_REQUEST_
Which lines in the records below contain the word "Number"? Copy each one out.

** START OF THE DATA **

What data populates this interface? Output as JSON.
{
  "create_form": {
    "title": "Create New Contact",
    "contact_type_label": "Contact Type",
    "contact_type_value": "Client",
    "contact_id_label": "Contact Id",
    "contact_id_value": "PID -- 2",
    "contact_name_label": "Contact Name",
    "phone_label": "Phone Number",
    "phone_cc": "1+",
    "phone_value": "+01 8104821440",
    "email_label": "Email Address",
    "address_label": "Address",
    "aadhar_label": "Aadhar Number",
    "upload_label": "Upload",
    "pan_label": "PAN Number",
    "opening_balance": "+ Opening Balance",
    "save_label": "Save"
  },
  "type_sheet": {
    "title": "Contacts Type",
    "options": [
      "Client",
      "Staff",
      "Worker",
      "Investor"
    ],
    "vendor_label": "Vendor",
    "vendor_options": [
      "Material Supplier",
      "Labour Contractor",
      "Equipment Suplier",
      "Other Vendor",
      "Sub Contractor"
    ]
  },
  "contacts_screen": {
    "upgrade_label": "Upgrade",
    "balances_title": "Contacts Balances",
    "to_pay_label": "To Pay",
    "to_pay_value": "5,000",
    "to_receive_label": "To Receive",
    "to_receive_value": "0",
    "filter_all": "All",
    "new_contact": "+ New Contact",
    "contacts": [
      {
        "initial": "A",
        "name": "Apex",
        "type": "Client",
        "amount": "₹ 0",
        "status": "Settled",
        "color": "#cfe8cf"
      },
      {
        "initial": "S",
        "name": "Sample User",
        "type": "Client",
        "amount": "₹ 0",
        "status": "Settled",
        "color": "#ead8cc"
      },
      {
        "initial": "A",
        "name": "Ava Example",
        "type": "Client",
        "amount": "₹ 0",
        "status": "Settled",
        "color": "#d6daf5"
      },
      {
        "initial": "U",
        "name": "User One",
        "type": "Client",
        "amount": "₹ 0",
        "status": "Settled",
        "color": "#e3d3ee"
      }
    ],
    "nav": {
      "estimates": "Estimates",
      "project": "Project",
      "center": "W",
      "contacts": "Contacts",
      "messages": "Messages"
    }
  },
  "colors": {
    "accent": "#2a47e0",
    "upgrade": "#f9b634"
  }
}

** END OF THE DATA **

_TASK RESULT_
    "phone_label": "Phone Number",
    "aadhar_label": "Aadhar Number",
    "pan_label": "PAN Number",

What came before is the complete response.